Information given:
##########

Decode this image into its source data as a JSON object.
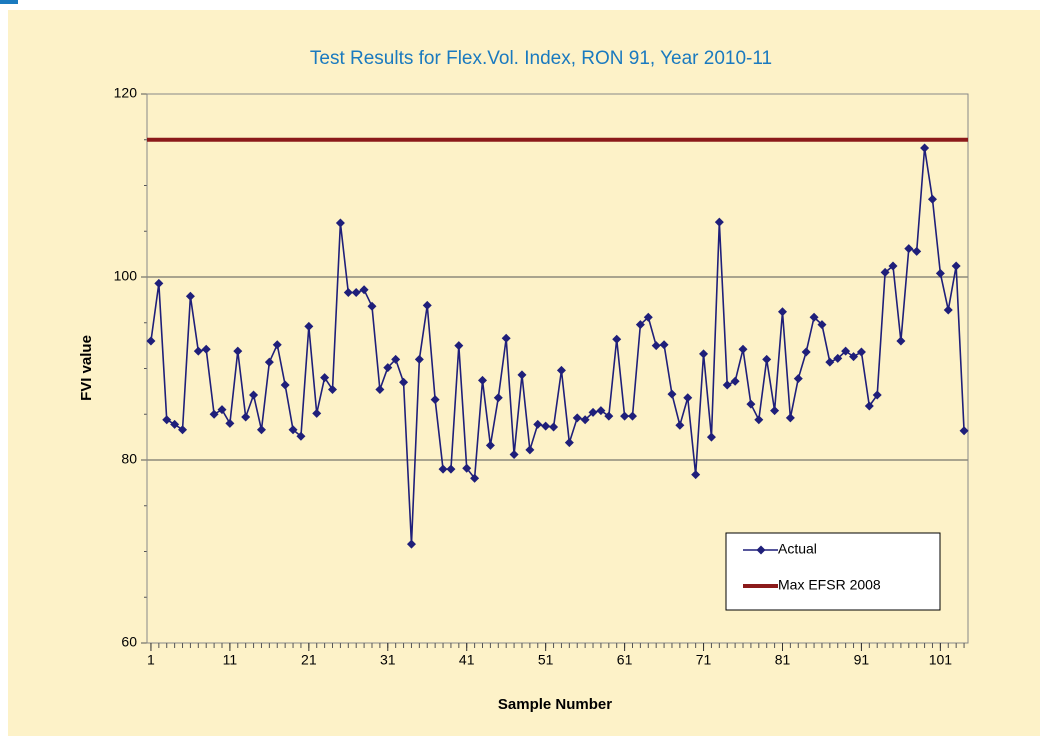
{
  "chart_data": {
    "type": "line",
    "title": "Test Results for Flex.Vol. Index, RON 91, Year 2010-11",
    "x_label": "Sample Number",
    "y_label": "FVI value",
    "x": [
      1,
      2,
      3,
      4,
      5,
      6,
      7,
      8,
      9,
      10,
      11,
      12,
      13,
      14,
      15,
      16,
      17,
      18,
      19,
      20,
      21,
      22,
      23,
      24,
      25,
      26,
      27,
      28,
      29,
      30,
      31,
      32,
      33,
      34,
      35,
      36,
      37,
      38,
      39,
      40,
      41,
      42,
      43,
      44,
      45,
      46,
      47,
      48,
      49,
      50,
      51,
      52,
      53,
      54,
      55,
      56,
      57,
      58,
      59,
      60,
      61,
      62,
      63,
      64,
      65,
      66,
      67,
      68,
      69,
      70,
      71,
      72,
      73,
      74,
      75,
      76,
      77,
      78,
      79,
      80,
      81,
      82,
      83,
      84,
      85,
      86,
      87,
      88,
      89,
      90,
      91,
      92,
      93,
      94,
      95,
      96,
      97,
      98,
      99,
      100,
      101,
      102,
      103,
      104
    ],
    "series": [
      {
        "name": "Actual",
        "color": "#1f1f7a",
        "values": [
          93.0,
          99.3,
          84.4,
          83.9,
          83.3,
          97.9,
          91.9,
          92.1,
          85.0,
          85.5,
          84.0,
          91.9,
          84.7,
          87.1,
          83.3,
          90.7,
          92.6,
          88.2,
          83.3,
          82.6,
          94.6,
          85.1,
          89.0,
          87.7,
          105.9,
          98.3,
          98.3,
          98.6,
          96.8,
          87.7,
          90.1,
          91.0,
          88.5,
          70.8,
          91.0,
          96.9,
          86.6,
          79.0,
          79.0,
          92.5,
          79.1,
          78.0,
          88.7,
          81.6,
          86.8,
          93.3,
          80.6,
          89.3,
          81.1,
          83.9,
          83.7,
          83.6,
          89.8,
          81.9,
          84.6,
          84.4,
          85.2,
          85.4,
          84.8,
          93.2,
          84.8,
          84.8,
          94.8,
          95.6,
          92.5,
          92.6,
          87.2,
          83.8,
          86.8,
          78.4,
          91.6,
          82.5,
          106.0,
          88.2,
          88.6,
          92.1,
          86.1,
          84.4,
          91.0,
          85.4,
          96.2,
          84.6,
          88.9,
          91.8,
          95.6,
          94.8,
          90.7,
          91.1,
          91.9,
          91.3,
          91.8,
          85.9,
          87.1,
          100.5,
          101.2,
          93.0,
          103.1,
          102.8,
          114.1,
          108.5,
          100.4,
          96.4,
          101.2,
          83.2
        ]
      },
      {
        "name": "Max EFSR 2008",
        "color": "#8b1a1a",
        "value": 115
      }
    ],
    "xlim": [
      0.5,
      104.5
    ],
    "xticks": [
      1,
      11,
      21,
      31,
      41,
      51,
      61,
      71,
      81,
      91,
      101
    ],
    "ylim": [
      60,
      120
    ],
    "yticks": [
      60,
      80,
      100,
      120
    ],
    "grid": true,
    "legend": "lower right"
  }
}
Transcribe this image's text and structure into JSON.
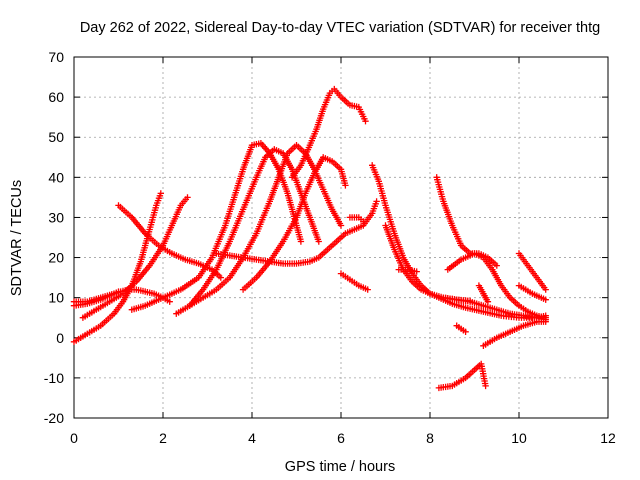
{
  "chart_data": {
    "type": "scatter",
    "title": "Day 262 of 2022, Sidereal Day-to-day VTEC variation (SDTVAR) for receiver thtg",
    "xlabel": "GPS time / hours",
    "ylabel": "SDTVAR / TECUs",
    "xlim": [
      0,
      12
    ],
    "ylim": [
      -20,
      70
    ],
    "xticks": [
      "0",
      "2",
      "4",
      "6",
      "8",
      "10",
      "12"
    ],
    "yticks": [
      "-20",
      "-10",
      "0",
      "10",
      "20",
      "30",
      "40",
      "50",
      "60",
      "70"
    ],
    "grid": true,
    "legend": "none",
    "marker": "+",
    "color": "#ff0000",
    "series": [
      {
        "x": [
          0.0,
          0.3,
          0.6,
          0.9,
          1.1,
          1.3,
          1.5,
          1.7,
          1.85,
          1.95
        ],
        "y": [
          -1,
          1,
          3,
          6,
          9,
          13,
          19,
          27,
          33,
          36
        ]
      },
      {
        "x": [
          0.0,
          0.3,
          0.6,
          0.9,
          1.2,
          1.4,
          1.6,
          1.8,
          2.0,
          2.15
        ],
        "y": [
          9,
          9,
          10,
          11,
          12,
          12,
          11.5,
          11,
          10,
          9
        ]
      },
      {
        "x": [
          0.0,
          0.3,
          0.6,
          0.8,
          1.0
        ],
        "y": [
          8,
          8.5,
          9.5,
          10.5,
          11.5
        ]
      },
      {
        "x": [
          0.2,
          0.5,
          0.8,
          1.1,
          1.4,
          1.7,
          2.0,
          2.2,
          2.4,
          2.55
        ],
        "y": [
          5,
          7,
          9,
          11,
          14,
          18,
          23,
          28,
          33,
          35
        ]
      },
      {
        "x": [
          1.0,
          1.3,
          1.6,
          1.9,
          2.2,
          2.5,
          2.8,
          3.1,
          3.3
        ],
        "y": [
          33,
          30,
          26,
          23,
          21,
          19.5,
          18.5,
          17,
          15
        ]
      },
      {
        "x": [
          1.3,
          1.6,
          2.0,
          2.4,
          2.8,
          3.1,
          3.4,
          3.6,
          3.8,
          4.0,
          4.2,
          4.4,
          4.6,
          4.8,
          5.0,
          5.1
        ],
        "y": [
          7,
          8,
          10,
          12,
          15,
          20,
          28,
          35,
          42,
          48,
          48.5,
          46,
          42,
          36,
          28,
          24
        ]
      },
      {
        "x": [
          2.3,
          2.6,
          2.9,
          3.2,
          3.5,
          3.8,
          4.1,
          4.3,
          4.5,
          4.7,
          4.9,
          5.1,
          5.3,
          5.5
        ],
        "y": [
          6,
          8,
          12,
          17,
          24,
          32,
          40,
          45,
          47,
          46,
          42,
          36,
          30,
          24
        ]
      },
      {
        "x": [
          2.6,
          2.9,
          3.2,
          3.5,
          3.8,
          4.1,
          4.4,
          4.6,
          4.8,
          5.0,
          5.2,
          5.4,
          5.6,
          5.8,
          6.0
        ],
        "y": [
          8,
          10,
          12,
          15,
          20,
          26,
          34,
          40,
          46,
          48,
          46,
          42,
          37,
          32,
          28
        ]
      },
      {
        "x": [
          3.2,
          3.5,
          3.8,
          4.1,
          4.4,
          4.7,
          5.0,
          5.3,
          5.5,
          5.7,
          5.9,
          6.1,
          6.3,
          6.5,
          6.7,
          6.8
        ],
        "y": [
          21,
          20.5,
          20,
          19.5,
          19,
          18.5,
          18.5,
          19,
          20,
          22,
          24,
          26,
          27,
          28,
          31,
          34
        ]
      },
      {
        "x": [
          3.8,
          4.1,
          4.4,
          4.7,
          5.0,
          5.2,
          5.4,
          5.6,
          5.8,
          6.0,
          6.1
        ],
        "y": [
          12,
          15,
          19,
          24,
          30,
          36,
          41,
          45,
          44,
          42,
          38
        ]
      },
      {
        "x": [
          4.9,
          5.1,
          5.3,
          5.45,
          5.6,
          5.75,
          5.85,
          6.0,
          6.2,
          6.4,
          6.55
        ],
        "y": [
          40,
          43,
          48,
          52,
          57,
          61,
          62,
          60,
          58,
          57.5,
          54
        ]
      },
      {
        "x": [
          6.0,
          6.2,
          6.4,
          6.6
        ],
        "y": [
          16,
          14.5,
          13,
          12
        ]
      },
      {
        "x": [
          6.2,
          6.4,
          6.5
        ],
        "y": [
          30,
          30,
          29
        ]
      },
      {
        "x": [
          6.7,
          6.85,
          7.0,
          7.2,
          7.4,
          7.6,
          7.8,
          8.0,
          8.2,
          8.5,
          8.8,
          9.2,
          9.6,
          10.0,
          10.4,
          10.6
        ],
        "y": [
          43,
          39,
          33,
          26,
          20,
          16,
          13,
          11,
          10,
          8.5,
          7.5,
          6.5,
          5.5,
          5,
          5,
          5.5
        ]
      },
      {
        "x": [
          7.0,
          7.2,
          7.4,
          7.6,
          7.8,
          8.0,
          8.3,
          8.6,
          8.9,
          9.2,
          9.5,
          9.8,
          10.1,
          10.4,
          10.6
        ],
        "y": [
          28,
          22,
          17,
          14,
          12,
          11,
          10,
          9.5,
          9,
          8,
          7,
          6,
          5.5,
          5,
          4.5
        ]
      },
      {
        "x": [
          7.3,
          7.5,
          7.7
        ],
        "y": [
          17,
          17,
          16.5
        ]
      },
      {
        "x": [
          8.15,
          8.3,
          8.5,
          8.7,
          8.9,
          9.1,
          9.3,
          9.5
        ],
        "y": [
          40,
          34,
          28,
          23,
          21,
          21,
          20,
          18
        ]
      },
      {
        "x": [
          8.4,
          8.7,
          9.0,
          9.2,
          9.4,
          9.6,
          9.8,
          10.0,
          10.2,
          10.4,
          10.6
        ],
        "y": [
          17,
          19.5,
          21,
          20,
          17,
          13,
          10,
          8,
          6.5,
          5.5,
          5
        ]
      },
      {
        "x": [
          8.2,
          8.5,
          8.8,
          9.0,
          9.15,
          9.25
        ],
        "y": [
          -12.5,
          -12,
          -10,
          -8,
          -6.5,
          -12
        ]
      },
      {
        "x": [
          8.6,
          8.8
        ],
        "y": [
          3,
          1.5
        ]
      },
      {
        "x": [
          9.2,
          9.5,
          9.8,
          10.1,
          10.4,
          10.6
        ],
        "y": [
          -2,
          0,
          1.5,
          3,
          4,
          4
        ]
      },
      {
        "x": [
          9.1,
          9.2,
          9.3
        ],
        "y": [
          13,
          11,
          9
        ]
      },
      {
        "x": [
          10.0,
          10.2,
          10.4,
          10.6
        ],
        "y": [
          21,
          18,
          15,
          12
        ]
      },
      {
        "x": [
          10.0,
          10.3,
          10.6
        ],
        "y": [
          13,
          11,
          9.5
        ]
      },
      {
        "x": [
          8.3,
          8.6,
          8.9
        ],
        "y": [
          10,
          9.5,
          9.2
        ]
      }
    ]
  }
}
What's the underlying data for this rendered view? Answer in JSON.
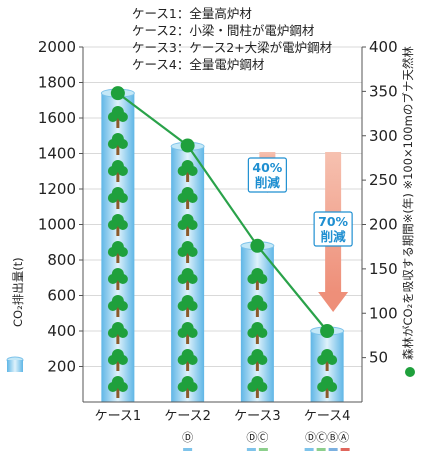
{
  "chart_data": {
    "type": "bar+line",
    "categories": [
      "ケース1",
      "ケース2",
      "ケース3",
      "ケース4"
    ],
    "category_markers": [
      "",
      "Ⓓ",
      "ⒹⒸ",
      "ⒹⒸⒷⒶ"
    ],
    "bar_series": {
      "name": "CO₂排出量(t)",
      "values": [
        1740,
        1440,
        880,
        400
      ],
      "color": "#8fd0ee"
    },
    "line_series": {
      "name": "森林がCO₂を吸収する期間※(年) ※100×100mのブナ天然林",
      "values": [
        348,
        289,
        176,
        80
      ],
      "color": "#2aa24a"
    },
    "left_axis": {
      "label": "CO₂排出量(t)",
      "ticks": [
        200,
        400,
        600,
        800,
        1000,
        1200,
        1400,
        1600,
        1800,
        2000
      ],
      "ylim": [
        0,
        2000
      ]
    },
    "right_axis": {
      "label": "森林がCO₂を吸収する期間※(年) ※100×100mのブナ天然林",
      "ticks": [
        50,
        100,
        150,
        200,
        250,
        300,
        350,
        400
      ],
      "ylim": [
        0,
        400
      ]
    },
    "notes": [
      "ケース1：全量高炉材",
      "ケース2：小梁・間柱が電炉鋼材",
      "ケース3：ケース2+大梁が電炉鋼材",
      "ケース4：全量電炉鋼材"
    ],
    "annotations": [
      {
        "label1": "40%",
        "label2": "削減",
        "at_category": 2
      },
      {
        "label1": "70%",
        "label2": "削減",
        "at_category": 3
      }
    ],
    "legend_swatch_colors": [
      "#7ec3ea",
      "#8ccf8c",
      "#7bb0e0",
      "#e0665c"
    ]
  }
}
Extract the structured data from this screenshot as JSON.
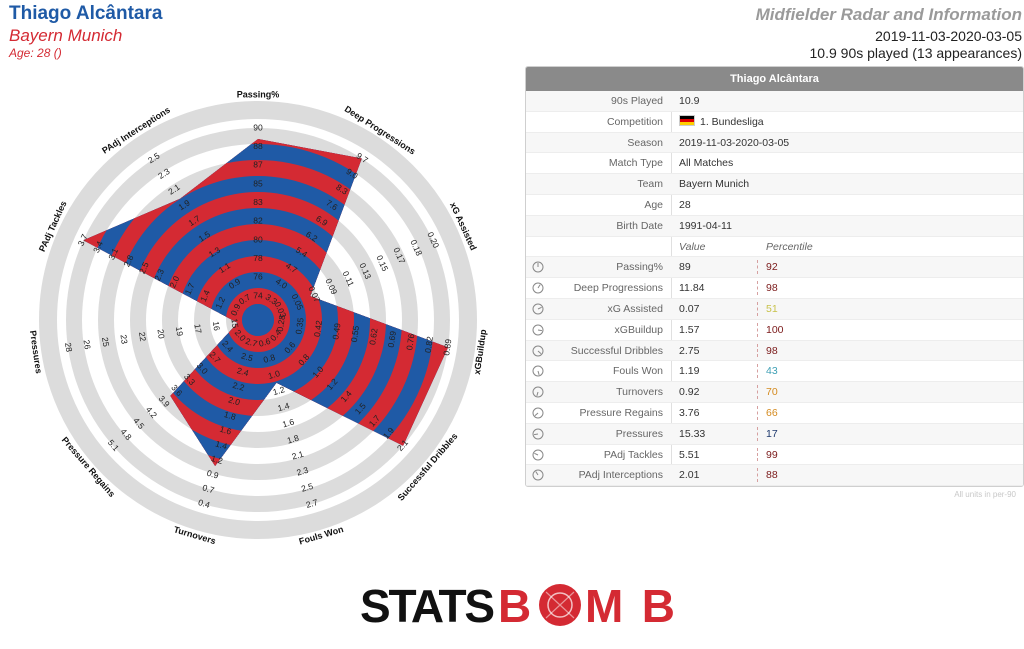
{
  "header": {
    "player_name": "Thiago Alcântara",
    "team": "Bayern Munich",
    "age_line": "Age: 28 ()",
    "report_title": "Midfielder Radar and Information",
    "date_range": "2019-11-03-2020-03-05",
    "played_line": "10.9 90s played (13 appearances)"
  },
  "panel": {
    "title": "Thiago Alcântara",
    "info_rows": [
      {
        "label": "90s Played",
        "value": "10.9"
      },
      {
        "label": "Competition",
        "value": "1. Bundesliga",
        "flag": "germany"
      },
      {
        "label": "Season",
        "value": "2019-11-03-2020-03-05"
      },
      {
        "label": "Match Type",
        "value": "All Matches"
      },
      {
        "label": "Team",
        "value": "Bayern Munich"
      },
      {
        "label": "Age",
        "value": "28"
      },
      {
        "label": "Birth Date",
        "value": "1991-04-11"
      }
    ],
    "col_value": "Value",
    "col_percentile": "Percentile",
    "stat_rows": [
      {
        "label": "Passing%",
        "value": "89",
        "percentile": "92",
        "color": "#7b1a1a"
      },
      {
        "label": "Deep Progressions",
        "value": "11.84",
        "percentile": "98",
        "color": "#7b1a1a"
      },
      {
        "label": "xG Assisted",
        "value": "0.07",
        "percentile": "51",
        "color": "#c8c24a"
      },
      {
        "label": "xGBuildup",
        "value": "1.57",
        "percentile": "100",
        "color": "#7b1a1a"
      },
      {
        "label": "Successful Dribbles",
        "value": "2.75",
        "percentile": "98",
        "color": "#7b1a1a"
      },
      {
        "label": "Fouls Won",
        "value": "1.19",
        "percentile": "43",
        "color": "#3fa0b5"
      },
      {
        "label": "Turnovers",
        "value": "0.92",
        "percentile": "70",
        "color": "#d48a1e"
      },
      {
        "label": "Pressure Regains",
        "value": "3.76",
        "percentile": "66",
        "color": "#d48a1e"
      },
      {
        "label": "Pressures",
        "value": "15.33",
        "percentile": "17",
        "color": "#1e3a6e"
      },
      {
        "label": "PAdj Tackles",
        "value": "5.51",
        "percentile": "99",
        "color": "#7b1a1a"
      },
      {
        "label": "PAdj Interceptions",
        "value": "2.01",
        "percentile": "88",
        "color": "#7b1a1a"
      }
    ],
    "footnote": "All units in per-90"
  },
  "logo": {
    "text_left": "STATS",
    "text_right": "B",
    "text_after": "MB"
  },
  "colors": {
    "blue": "#1f5aa6",
    "red": "#d42a33",
    "ring": "#dcdcdc"
  },
  "chart_data": {
    "type": "radar",
    "series": [
      {
        "values": [
          89,
          11.84,
          0.07,
          1.57,
          2.75,
          1.19,
          0.92,
          3.76,
          15.33,
          5.51,
          2.01
        ]
      }
    ],
    "axes": [
      {
        "name": "Passing%",
        "ticks": [
          "74",
          "76",
          "78",
          "80",
          "82",
          "83",
          "85",
          "87",
          "88",
          "90"
        ],
        "min": 74,
        "max": 90
      },
      {
        "name": "Deep Progressions",
        "ticks": [
          "3.3",
          "4.0",
          "4.7",
          "5.4",
          "6.2",
          "6.9",
          "7.6",
          "8.3",
          "9.0",
          "9.7"
        ],
        "min": 3.3,
        "max": 9.7
      },
      {
        "name": "xG Assisted",
        "ticks": [
          "0.03",
          "0.05",
          "0.07",
          "0.09",
          "0.11",
          "0.13",
          "0.15",
          "0.17",
          "0.18",
          "0.20"
        ],
        "min": 0.03,
        "max": 0.2
      },
      {
        "name": "xGBuildup",
        "ticks": [
          "0.28",
          "0.35",
          "0.42",
          "0.49",
          "0.55",
          "0.62",
          "0.69",
          "0.76",
          "0.82",
          "0.89"
        ],
        "min": 0.28,
        "max": 0.89
      },
      {
        "name": "Successful Dribbles",
        "ticks": [
          "0.4",
          "0.6",
          "0.8",
          "1.0",
          "1.2",
          "1.4",
          "1.5",
          "1.7",
          "1.9",
          "2.1"
        ],
        "min": 0.4,
        "max": 2.1
      },
      {
        "name": "Fouls Won",
        "ticks": [
          "0.6",
          "0.8",
          "1.0",
          "1.2",
          "1.4",
          "1.6",
          "1.8",
          "2.1",
          "2.3",
          "2.5",
          "2.7"
        ],
        "min": 0.6,
        "max": 2.7
      },
      {
        "name": "Turnovers",
        "ticks": [
          "2.7",
          "2.5",
          "2.4",
          "2.2",
          "2.0",
          "1.8",
          "1.6",
          "1.4",
          "1.2",
          "0.9",
          "0.7",
          "0.4"
        ],
        "min": 2.7,
        "max": 0.4
      },
      {
        "name": "Pressure Regains",
        "ticks": [
          "2.0",
          "2.4",
          "2.7",
          "3.0",
          "3.3",
          "3.6",
          "3.9",
          "4.2",
          "4.5",
          "4.8",
          "5.1"
        ],
        "min": 2.0,
        "max": 5.1
      },
      {
        "name": "Pressures",
        "ticks": [
          "15",
          "16",
          "17",
          "19",
          "20",
          "22",
          "23",
          "25",
          "26",
          "28"
        ],
        "min": 15,
        "max": 28
      },
      {
        "name": "PAdj Tackles",
        "ticks": [
          "0.9",
          "1.2",
          "1.4",
          "1.7",
          "2.0",
          "2.3",
          "2.5",
          "2.8",
          "3.1",
          "3.4",
          "3.7"
        ],
        "min": 0.9,
        "max": 3.7
      },
      {
        "name": "PAdj Interceptions",
        "ticks": [
          "0.7",
          "0.9",
          "1.1",
          "1.3",
          "1.5",
          "1.7",
          "1.9",
          "2.1",
          "2.3",
          "2.5"
        ],
        "min": 0.7,
        "max": 2.5
      }
    ]
  }
}
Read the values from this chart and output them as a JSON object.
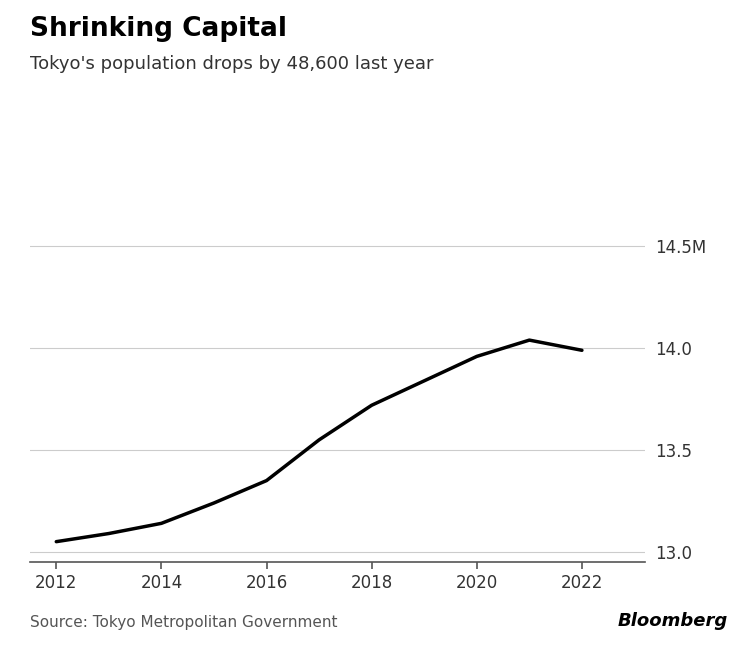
{
  "title": "Shrinking Capital",
  "subtitle": "Tokyo's population drops by 48,600 last year",
  "source": "Source: Tokyo Metropolitan Government",
  "branding": "Bloomberg",
  "years": [
    2012,
    2013,
    2014,
    2015,
    2016,
    2017,
    2018,
    2019,
    2020,
    2021,
    2022
  ],
  "population": [
    13.05,
    13.09,
    13.14,
    13.24,
    13.35,
    13.55,
    13.72,
    13.84,
    13.96,
    14.04,
    13.99
  ],
  "ylim": [
    12.95,
    14.6
  ],
  "yticks": [
    13.0,
    13.5,
    14.0,
    14.5
  ],
  "ytick_labels": [
    "13.0",
    "13.5",
    "14.0",
    "14.5M"
  ],
  "xlim": [
    2011.5,
    2023.2
  ],
  "xticks": [
    2012,
    2014,
    2016,
    2018,
    2020,
    2022
  ],
  "line_color": "#000000",
  "line_width": 2.5,
  "bg_color": "#ffffff",
  "grid_color": "#cccccc",
  "title_fontsize": 19,
  "subtitle_fontsize": 13,
  "tick_fontsize": 12,
  "source_fontsize": 11,
  "brand_fontsize": 13
}
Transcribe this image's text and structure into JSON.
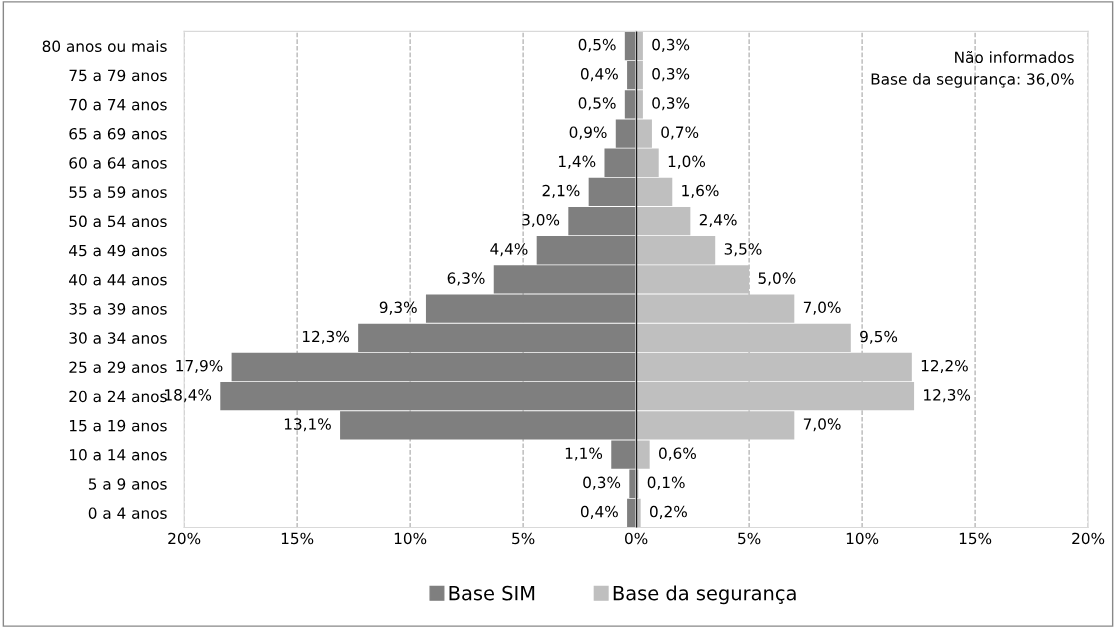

##########

Work instructions: Find each line in the records holding the string "PAdj" and show it.

Problem solution:
        "label": "PAdj Tackles",
        "label": "PAdj Interceptions",
        "name": "PAdj Tackles",
        "name": "PAdj Interceptions",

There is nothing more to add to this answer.